→ TASK OBJECTIVE
From the listing below, copy every line with the word "CHICKEN".

** Start of SUPPLIED RECORDS **

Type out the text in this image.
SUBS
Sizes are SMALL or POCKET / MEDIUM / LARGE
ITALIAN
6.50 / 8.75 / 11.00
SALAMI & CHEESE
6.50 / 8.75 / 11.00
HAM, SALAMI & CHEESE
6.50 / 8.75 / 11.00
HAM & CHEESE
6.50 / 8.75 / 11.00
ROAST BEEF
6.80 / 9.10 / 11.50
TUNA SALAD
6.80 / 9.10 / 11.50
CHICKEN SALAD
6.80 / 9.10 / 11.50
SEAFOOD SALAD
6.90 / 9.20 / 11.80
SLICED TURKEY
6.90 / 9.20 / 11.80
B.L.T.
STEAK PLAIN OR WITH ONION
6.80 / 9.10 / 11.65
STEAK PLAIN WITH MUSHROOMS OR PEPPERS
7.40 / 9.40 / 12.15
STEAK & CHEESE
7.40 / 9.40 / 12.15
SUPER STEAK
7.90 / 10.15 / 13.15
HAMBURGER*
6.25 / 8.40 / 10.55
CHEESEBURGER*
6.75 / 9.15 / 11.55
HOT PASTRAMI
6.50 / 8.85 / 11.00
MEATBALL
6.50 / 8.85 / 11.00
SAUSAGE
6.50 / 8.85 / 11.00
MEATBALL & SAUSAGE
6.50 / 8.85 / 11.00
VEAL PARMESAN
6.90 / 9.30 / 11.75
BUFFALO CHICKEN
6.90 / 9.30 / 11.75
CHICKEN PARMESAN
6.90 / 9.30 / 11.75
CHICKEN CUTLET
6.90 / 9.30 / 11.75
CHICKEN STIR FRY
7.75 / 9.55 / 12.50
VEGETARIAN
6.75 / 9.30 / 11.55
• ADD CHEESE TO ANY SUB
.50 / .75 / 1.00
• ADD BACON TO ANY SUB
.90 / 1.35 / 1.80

** End of SUPPLIED RECORDS **

→ THE OUTPUT
CHICKEN SALAD
BUFFALO CHICKEN
CHICKEN PARMESAN
CHICKEN CUTLET
CHICKEN STIR FRY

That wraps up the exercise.